* [PROBLEM]:
Reproduce all the material exactly, minus any pictures it holds.
** Start of DATA PROVIDED **
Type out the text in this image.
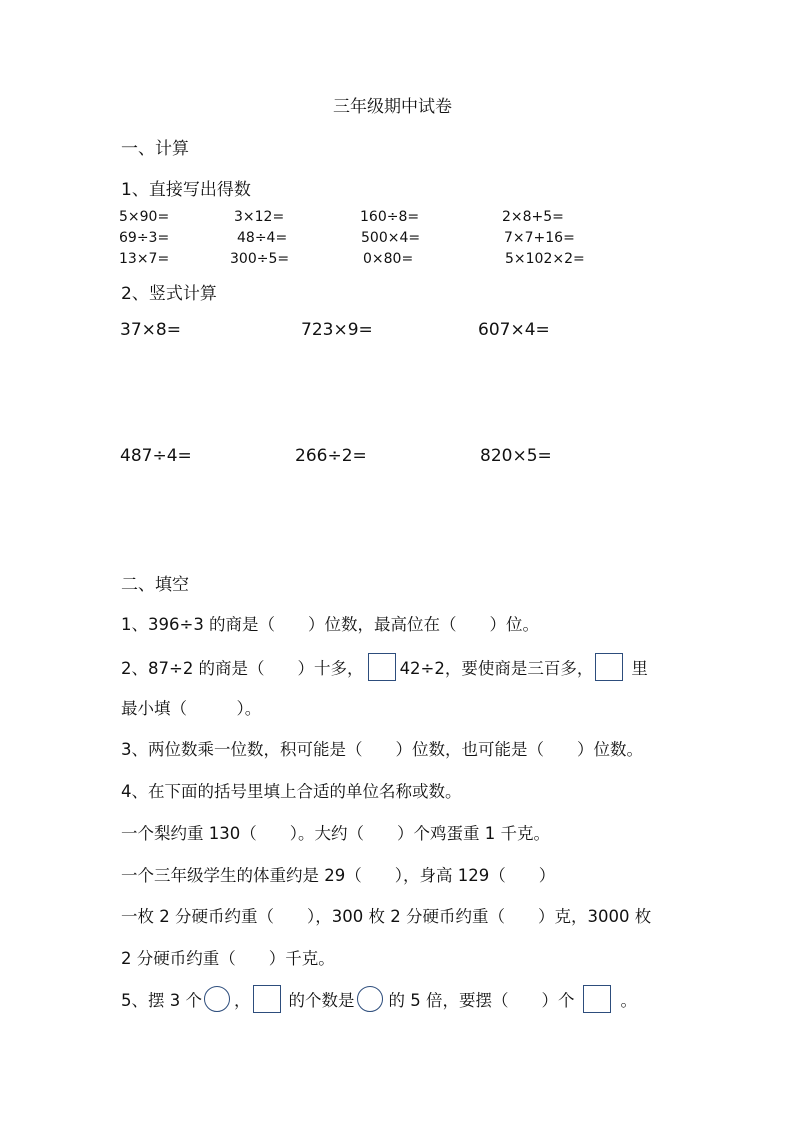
三年级期中试卷
一、计算
1、直接写出得数
5×90=	3×12=	160÷8=	2×8+5=
69÷3=	48÷4=	500×4=	7×7+16=
13×7=	300÷5=	0×80=	5×102×2=
2、竖式计算
37×8=	723×9=	607×4=
487÷4=	266÷2=	820×5=
二、填空
1、396÷3 的商是（　　）位数，最高位在（　　）位。
2、87÷2 的商是（　　）十多， 42÷2，要使商是三百多， 里
最小填（　　　）。
3、两位数乘一位数，积可能是（　　）位数，也可能是（　　）位数。
4、在下面的括号里填上合适的单位名称或数。
一个梨约重 130（　　）。大约（　　）个鸡蛋重 1 千克。
一个三年级学生的体重约是 29（　　），身高 129（　　）
一枚 2 分硬币约重（　　），300 枚 2 分硬币约重（　　）克，3000 枚
2 分硬币约重（　　）千克。
5、摆 3 个 ， 的个数是 的 5 倍，要摆（　　）个	。
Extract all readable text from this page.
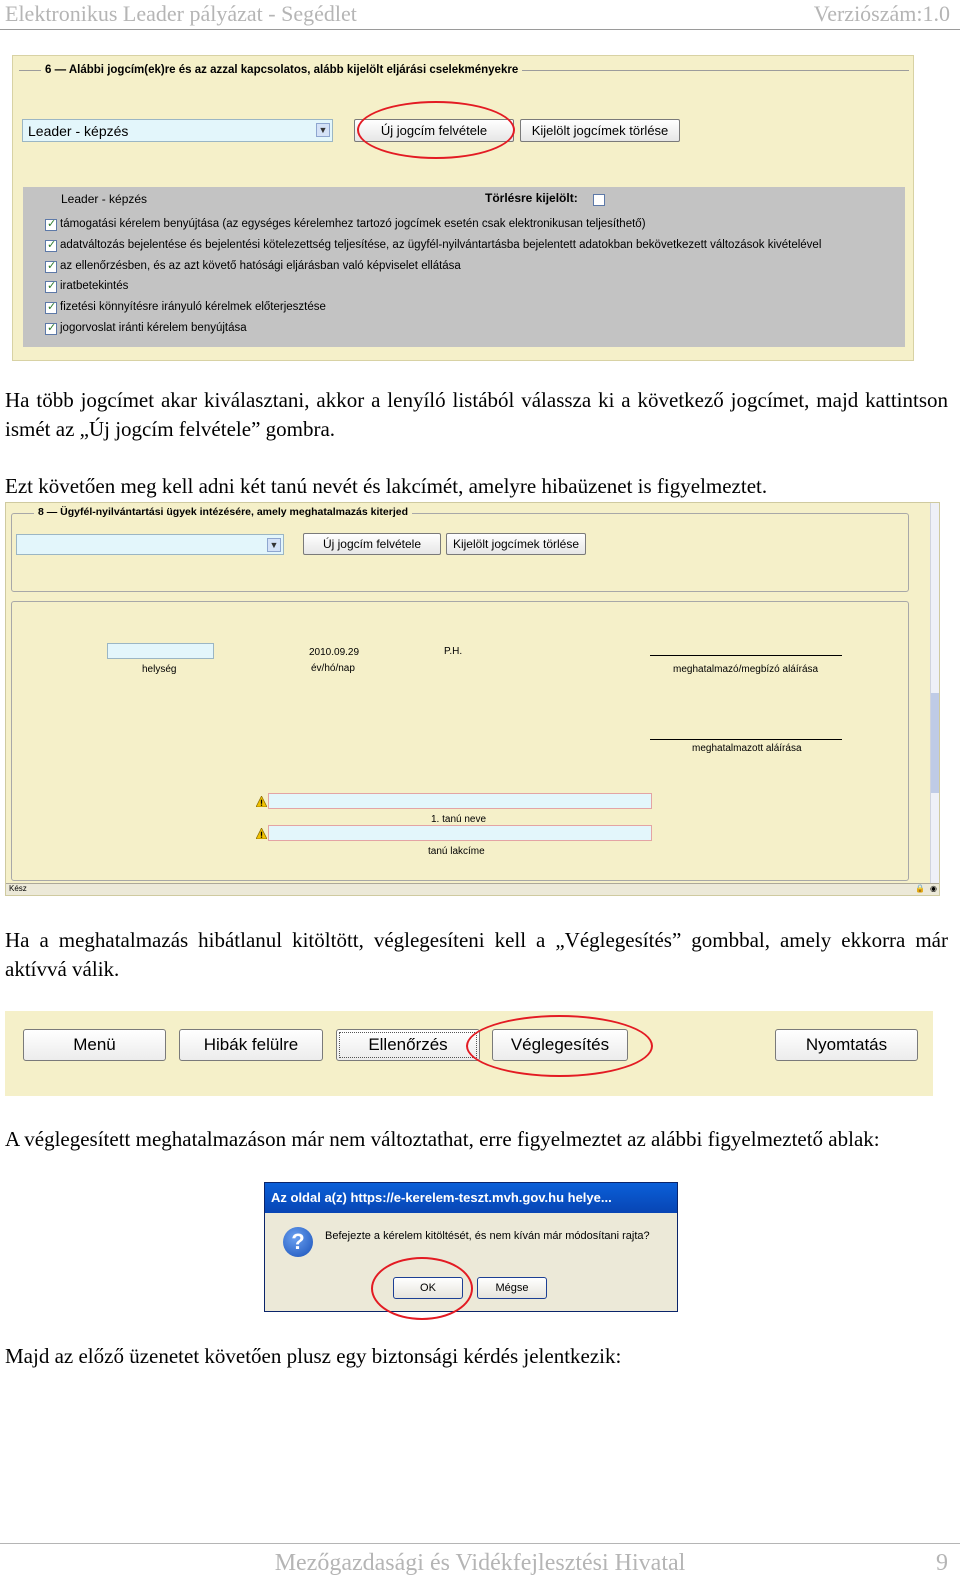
Elektronikus Leader pályázat - Segédlet	Verziószám:1.0
6 — Alábbi jogcím(ek)re és az azzal kapcsolatos, alább kijelölt eljárási cselekményekre
Leader - képzés	▼	Új jogcím felvétele	Kijelölt jogcímek törlése
Leader - képzés	Törlésre kijelölt:
✓
támogatási kérelem benyújtása (az egységes kérelemhez tartozó jogcímek esetén csak elektronikusan teljesíthető)
✓
adatváltozás bejelentése és bejelentési kötelezettség teljesítése, az ügyfél-nyilvántartásba bejelentett adatokban bekövetkezett változások kivételével
✓
az ellenőrzésben, és az azt követő hatósági eljárásban való képviselet ellátása
✓
iratbetekintés
✓
fizetési könnyítésre irányuló kérelmek előterjesztése
✓
jogorvoslat iránti kérelem benyújtása
Ha több jogcímet akar kiválasztani, akkor a lenyíló listából válassza ki a következő jogcímet, majd kattintson ismét az „Új jogcím felvétele” gombra.
Ezt követően meg kell adni két tanú nevét és lakcímét, amelyre hibaüzenet is figyelmeztet.
8 — Ügyfél-nyilvántartási ügyek intézésére, amely meghatalmazás kiterjed
▼	Új jogcím felvétele	Kijelölt jogcímek törlése
helység
2010.09.29
év/hó/nap
P.H.
meghatalmazó/megbízó aláírása
meghatalmazott aláírása
1. tanú neve
tanú lakcíme
Kész	🔒 ◉
Ha a meghatalmazás hibátlanul kitöltött, véglegesíteni kell a „Véglegesítés” gombbal, amely ekkorra már aktívvá válik.
Menü	Hibák felülre	Ellenőrzés	Véglegesítés	Nyomtatás
A véglegesített meghatalmazáson már nem változtathat, erre figyelmeztet az alábbi figyelmeztető ablak:
Az oldal a(z) https://e-kerelem-teszt.mvh.gov.hu helye...
?	Befejezte a kérelem kitöltését, és nem kíván már módosítani rajta?
OK	Mégse
Majd az előző üzenetet követően plusz egy biztonsági kérdés jelentkezik:
Mezőgazdasági és Vidékfejlesztési Hivatal	9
** End of DATA PROVIDED **
* [ANSWER TO THIS EXERCISE]:
Type out the text in this image.
三年级期中试卷
一、计算
1、直接写出得数
5×90=	3×12=	160÷8=	2×8+5=
69÷3=	48÷4=	500×4=	7×7+16=
13×7=	300÷5=	0×80=	5×102×2=
2、竖式计算
37×8=	723×9=	607×4=
487÷4=	266÷2=	820×5=
二、填空
1、396÷3 的商是（　　）位数，最高位在（　　）位。
2、87÷2 的商是（　　）十多， 42÷2，要使商是三百多， 里
最小填（　　　）。
3、两位数乘一位数，积可能是（　　）位数，也可能是（　　）位数。
4、在下面的括号里填上合适的单位名称或数。
一个梨约重 130（　　）。大约（　　）个鸡蛋重 1 千克。
一个三年级学生的体重约是 29（　　），身高 129（　　）
一枚 2 分硬币约重（　　），300 枚 2 分硬币约重（　　）克，3000 枚
2 分硬币约重（　　）千克。
5、摆 3 个 ， 的个数是 的 5 倍，要摆（　　）个	。
Extract all readable text from this page.
Elektronikus Leader pályázat - Segédlet	Verziószám:1.0
6 — Alábbi jogcím(ek)re és az azzal kapcsolatos, alább kijelölt eljárási cselekményekre
Leader - képzés	▼	Új jogcím felvétele	Kijelölt jogcímek törlése
Leader - képzés	Törlésre kijelölt:
✓
támogatási kérelem benyújtása (az egységes kérelemhez tartozó jogcímek esetén csak elektronikusan teljesíthető)
✓
adatváltozás bejelentése és bejelentési kötelezettség teljesítése, az ügyfél-nyilvántartásba bejelentett adatokban bekövetkezett változások kivételével
✓
az ellenőrzésben, és az azt követő hatósági eljárásban való képviselet ellátása
✓
iratbetekintés
✓
fizetési könnyítésre irányuló kérelmek előterjesztése
✓
jogorvoslat iránti kérelem benyújtása
Ha több jogcímet akar kiválasztani, akkor a lenyíló listából válassza ki a következő jogcímet, majd kattintson ismét az „Új jogcím felvétele” gombra.
Ezt követően meg kell adni két tanú nevét és lakcímét, amelyre hibaüzenet is figyelmeztet.
8 — Ügyfél-nyilvántartási ügyek intézésére, amely meghatalmazás kiterjed
▼	Új jogcím felvétele	Kijelölt jogcímek törlése
helység
2010.09.29
év/hó/nap
P.H.
meghatalmazó/megbízó aláírása
meghatalmazott aláírása
1. tanú neve
tanú lakcíme
Kész	🔒 ◉
Ha a meghatalmazás hibátlanul kitöltött, véglegesíteni kell a „Véglegesítés” gombbal, amely ekkorra már aktívvá válik.
Menü	Hibák felülre	Ellenőrzés	Véglegesítés	Nyomtatás
A véglegesített meghatalmazáson már nem változtathat, erre figyelmeztet az alábbi figyelmeztető ablak:
Az oldal a(z) https://e-kerelem-teszt.mvh.gov.hu helye...
?	Befejezte a kérelem kitöltését, és nem kíván már módosítani rajta?
OK	Mégse
Majd az előző üzenetet követően plusz egy biztonsági kérdés jelentkezik:
Mezőgazdasági és Vidékfejlesztési Hivatal	9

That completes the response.